Given entries:
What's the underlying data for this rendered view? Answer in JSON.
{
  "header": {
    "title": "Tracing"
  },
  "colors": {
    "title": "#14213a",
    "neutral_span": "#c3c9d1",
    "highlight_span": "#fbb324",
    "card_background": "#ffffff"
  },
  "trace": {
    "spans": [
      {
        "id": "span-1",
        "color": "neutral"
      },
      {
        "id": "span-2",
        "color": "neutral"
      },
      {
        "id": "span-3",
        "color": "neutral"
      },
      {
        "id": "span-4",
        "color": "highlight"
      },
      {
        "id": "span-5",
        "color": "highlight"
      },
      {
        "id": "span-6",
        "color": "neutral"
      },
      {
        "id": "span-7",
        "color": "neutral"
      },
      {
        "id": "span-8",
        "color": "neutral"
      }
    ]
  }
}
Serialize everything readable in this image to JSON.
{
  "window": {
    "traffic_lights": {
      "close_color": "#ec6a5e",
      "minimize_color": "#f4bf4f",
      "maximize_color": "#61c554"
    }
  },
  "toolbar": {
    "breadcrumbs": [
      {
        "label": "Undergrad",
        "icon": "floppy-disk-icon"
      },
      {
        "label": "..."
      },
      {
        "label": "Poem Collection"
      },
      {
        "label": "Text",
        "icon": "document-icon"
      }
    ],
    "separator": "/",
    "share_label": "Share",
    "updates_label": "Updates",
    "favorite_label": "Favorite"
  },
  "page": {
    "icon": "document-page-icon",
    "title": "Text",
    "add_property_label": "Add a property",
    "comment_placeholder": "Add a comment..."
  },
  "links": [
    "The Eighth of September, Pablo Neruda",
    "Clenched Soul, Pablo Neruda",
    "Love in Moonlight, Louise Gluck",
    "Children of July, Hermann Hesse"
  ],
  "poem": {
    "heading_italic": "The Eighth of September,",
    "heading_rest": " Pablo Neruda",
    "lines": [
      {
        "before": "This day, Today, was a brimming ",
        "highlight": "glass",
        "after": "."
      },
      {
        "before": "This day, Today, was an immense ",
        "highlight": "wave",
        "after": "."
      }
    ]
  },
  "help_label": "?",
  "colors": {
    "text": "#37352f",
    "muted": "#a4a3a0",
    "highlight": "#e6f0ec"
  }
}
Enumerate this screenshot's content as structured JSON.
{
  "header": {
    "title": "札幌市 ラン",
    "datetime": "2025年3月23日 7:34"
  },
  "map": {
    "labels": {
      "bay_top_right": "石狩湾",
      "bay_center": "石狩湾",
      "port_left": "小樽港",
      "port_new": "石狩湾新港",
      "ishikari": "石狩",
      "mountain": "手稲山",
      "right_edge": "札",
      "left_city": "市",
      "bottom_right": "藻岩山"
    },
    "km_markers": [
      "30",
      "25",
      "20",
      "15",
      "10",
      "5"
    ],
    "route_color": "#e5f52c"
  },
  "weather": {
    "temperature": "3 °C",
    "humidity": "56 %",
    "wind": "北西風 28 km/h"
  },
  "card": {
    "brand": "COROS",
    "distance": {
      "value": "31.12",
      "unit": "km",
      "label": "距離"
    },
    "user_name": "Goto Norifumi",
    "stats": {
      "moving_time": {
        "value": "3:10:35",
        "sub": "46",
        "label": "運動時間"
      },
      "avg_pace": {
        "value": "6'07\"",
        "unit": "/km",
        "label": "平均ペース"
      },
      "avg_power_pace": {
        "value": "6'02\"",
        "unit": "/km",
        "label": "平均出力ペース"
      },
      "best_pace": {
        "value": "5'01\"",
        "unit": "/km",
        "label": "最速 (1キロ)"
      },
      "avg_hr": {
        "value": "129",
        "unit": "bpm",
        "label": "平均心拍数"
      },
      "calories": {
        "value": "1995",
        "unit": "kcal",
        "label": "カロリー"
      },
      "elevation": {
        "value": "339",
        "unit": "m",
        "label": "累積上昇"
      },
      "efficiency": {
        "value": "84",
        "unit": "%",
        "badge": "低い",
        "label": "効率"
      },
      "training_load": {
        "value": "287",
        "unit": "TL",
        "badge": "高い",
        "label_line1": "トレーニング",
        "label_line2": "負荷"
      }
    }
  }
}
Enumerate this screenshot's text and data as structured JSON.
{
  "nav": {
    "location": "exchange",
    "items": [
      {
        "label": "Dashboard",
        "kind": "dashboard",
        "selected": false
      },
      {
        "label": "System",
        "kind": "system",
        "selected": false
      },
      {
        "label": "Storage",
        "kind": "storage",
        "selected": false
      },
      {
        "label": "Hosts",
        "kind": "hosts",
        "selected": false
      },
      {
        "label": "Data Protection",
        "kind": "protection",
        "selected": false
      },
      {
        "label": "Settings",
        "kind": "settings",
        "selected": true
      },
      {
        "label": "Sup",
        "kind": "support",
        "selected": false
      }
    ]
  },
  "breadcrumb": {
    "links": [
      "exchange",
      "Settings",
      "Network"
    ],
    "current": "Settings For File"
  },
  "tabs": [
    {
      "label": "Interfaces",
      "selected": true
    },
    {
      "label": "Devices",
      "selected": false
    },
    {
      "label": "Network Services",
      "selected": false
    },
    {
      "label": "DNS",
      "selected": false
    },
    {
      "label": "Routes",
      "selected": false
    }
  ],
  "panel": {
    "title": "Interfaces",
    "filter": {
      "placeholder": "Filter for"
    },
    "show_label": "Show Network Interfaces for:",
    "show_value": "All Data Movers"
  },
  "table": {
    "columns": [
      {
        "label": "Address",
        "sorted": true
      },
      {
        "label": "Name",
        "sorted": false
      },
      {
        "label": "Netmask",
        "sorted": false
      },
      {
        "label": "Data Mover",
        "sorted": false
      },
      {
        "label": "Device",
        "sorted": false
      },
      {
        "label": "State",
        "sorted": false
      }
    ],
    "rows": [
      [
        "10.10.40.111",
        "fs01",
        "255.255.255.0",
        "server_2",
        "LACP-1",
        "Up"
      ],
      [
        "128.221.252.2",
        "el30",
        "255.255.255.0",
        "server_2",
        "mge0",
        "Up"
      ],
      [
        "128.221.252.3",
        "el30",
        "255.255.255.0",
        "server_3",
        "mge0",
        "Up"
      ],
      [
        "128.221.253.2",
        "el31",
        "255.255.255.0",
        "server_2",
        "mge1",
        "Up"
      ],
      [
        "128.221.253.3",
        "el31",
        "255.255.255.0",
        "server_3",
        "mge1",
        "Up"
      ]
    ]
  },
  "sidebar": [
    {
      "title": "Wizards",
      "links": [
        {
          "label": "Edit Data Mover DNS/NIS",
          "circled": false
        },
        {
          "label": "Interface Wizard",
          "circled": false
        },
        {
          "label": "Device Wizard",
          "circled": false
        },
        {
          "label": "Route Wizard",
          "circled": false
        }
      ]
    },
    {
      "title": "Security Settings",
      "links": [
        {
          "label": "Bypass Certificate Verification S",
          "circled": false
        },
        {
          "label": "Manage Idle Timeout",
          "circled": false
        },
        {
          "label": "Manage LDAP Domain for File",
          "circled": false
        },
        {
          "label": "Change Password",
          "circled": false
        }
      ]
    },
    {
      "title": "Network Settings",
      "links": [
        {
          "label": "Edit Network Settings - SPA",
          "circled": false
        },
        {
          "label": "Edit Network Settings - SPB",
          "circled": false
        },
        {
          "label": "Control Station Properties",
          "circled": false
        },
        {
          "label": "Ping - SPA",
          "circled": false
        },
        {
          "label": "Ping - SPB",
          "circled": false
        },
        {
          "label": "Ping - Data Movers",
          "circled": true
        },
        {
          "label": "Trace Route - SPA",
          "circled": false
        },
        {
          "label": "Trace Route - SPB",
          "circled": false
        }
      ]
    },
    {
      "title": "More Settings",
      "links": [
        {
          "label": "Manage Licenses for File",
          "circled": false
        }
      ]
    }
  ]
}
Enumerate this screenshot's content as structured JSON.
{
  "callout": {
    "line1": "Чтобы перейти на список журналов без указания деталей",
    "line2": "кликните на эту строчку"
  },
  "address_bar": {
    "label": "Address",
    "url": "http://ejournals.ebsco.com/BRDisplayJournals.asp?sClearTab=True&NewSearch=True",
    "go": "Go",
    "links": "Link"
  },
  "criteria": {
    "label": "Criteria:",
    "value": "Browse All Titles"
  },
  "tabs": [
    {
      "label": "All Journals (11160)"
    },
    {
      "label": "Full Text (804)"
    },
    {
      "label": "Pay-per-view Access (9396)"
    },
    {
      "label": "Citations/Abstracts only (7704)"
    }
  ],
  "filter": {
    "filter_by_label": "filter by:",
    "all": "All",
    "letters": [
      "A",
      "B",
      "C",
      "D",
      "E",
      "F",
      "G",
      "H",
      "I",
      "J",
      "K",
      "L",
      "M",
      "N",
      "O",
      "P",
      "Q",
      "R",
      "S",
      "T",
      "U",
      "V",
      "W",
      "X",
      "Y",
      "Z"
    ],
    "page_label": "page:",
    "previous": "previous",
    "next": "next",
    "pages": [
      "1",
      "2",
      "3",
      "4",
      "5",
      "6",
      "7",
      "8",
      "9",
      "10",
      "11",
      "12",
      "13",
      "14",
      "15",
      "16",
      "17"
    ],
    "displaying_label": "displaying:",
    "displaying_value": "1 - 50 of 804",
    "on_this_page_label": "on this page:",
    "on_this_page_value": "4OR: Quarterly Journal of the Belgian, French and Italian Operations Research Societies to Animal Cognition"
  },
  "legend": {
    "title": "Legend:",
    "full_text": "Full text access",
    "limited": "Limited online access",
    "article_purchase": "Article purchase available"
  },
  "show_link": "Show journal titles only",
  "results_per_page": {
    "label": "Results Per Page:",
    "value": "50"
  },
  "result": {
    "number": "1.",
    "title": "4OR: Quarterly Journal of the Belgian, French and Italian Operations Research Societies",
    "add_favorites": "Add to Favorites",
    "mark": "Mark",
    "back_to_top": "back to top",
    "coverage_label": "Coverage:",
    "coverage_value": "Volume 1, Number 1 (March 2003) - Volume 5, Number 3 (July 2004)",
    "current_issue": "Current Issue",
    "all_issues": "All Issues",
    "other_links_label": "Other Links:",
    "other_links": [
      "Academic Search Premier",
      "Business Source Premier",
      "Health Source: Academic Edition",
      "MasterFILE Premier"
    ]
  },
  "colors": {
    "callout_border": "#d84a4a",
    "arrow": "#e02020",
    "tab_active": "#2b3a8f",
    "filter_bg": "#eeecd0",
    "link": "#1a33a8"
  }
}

Task requirements: Lines that include the word "French" are to be extracted from the data above.

Response:
    "on_this_page_value": "4OR: Quarterly Journal of the Belgian, French and Italian Operations Research Societies to Animal Cognition"
    "title": "4OR: Quarterly Journal of the Belgian, French and Italian Operations Research Societies",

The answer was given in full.